Material provided.
□ □ □

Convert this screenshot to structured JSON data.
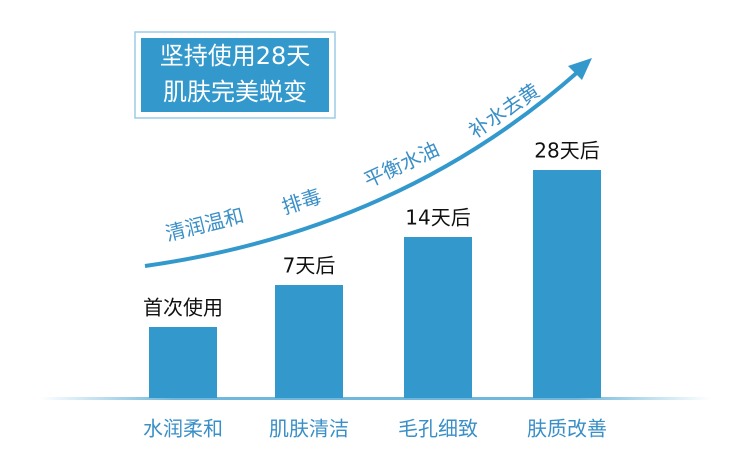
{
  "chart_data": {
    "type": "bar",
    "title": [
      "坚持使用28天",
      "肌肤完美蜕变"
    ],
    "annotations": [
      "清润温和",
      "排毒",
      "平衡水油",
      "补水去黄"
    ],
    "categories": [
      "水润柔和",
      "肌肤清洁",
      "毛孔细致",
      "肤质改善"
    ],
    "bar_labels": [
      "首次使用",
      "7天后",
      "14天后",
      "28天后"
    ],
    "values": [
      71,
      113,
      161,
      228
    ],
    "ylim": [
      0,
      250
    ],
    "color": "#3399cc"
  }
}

□ □ □

Problem to work on. Repeat the listing in full and exactly. Leave any pictures out.

Task output.
Convert this screenshot to structured JSON data.
{
  "chart_data": {
    "type": "bar",
    "title": [
      "坚持使用28天",
      "肌肤完美蜕变"
    ],
    "annotations": [
      "清润温和",
      "排毒",
      "平衡水油",
      "补水去黄"
    ],
    "categories": [
      "水润柔和",
      "肌肤清洁",
      "毛孔细致",
      "肤质改善"
    ],
    "bar_labels": [
      "首次使用",
      "7天后",
      "14天后",
      "28天后"
    ],
    "values": [
      71,
      113,
      161,
      228
    ],
    "ylim": [
      0,
      250
    ],
    "color": "#3399cc"
  }
}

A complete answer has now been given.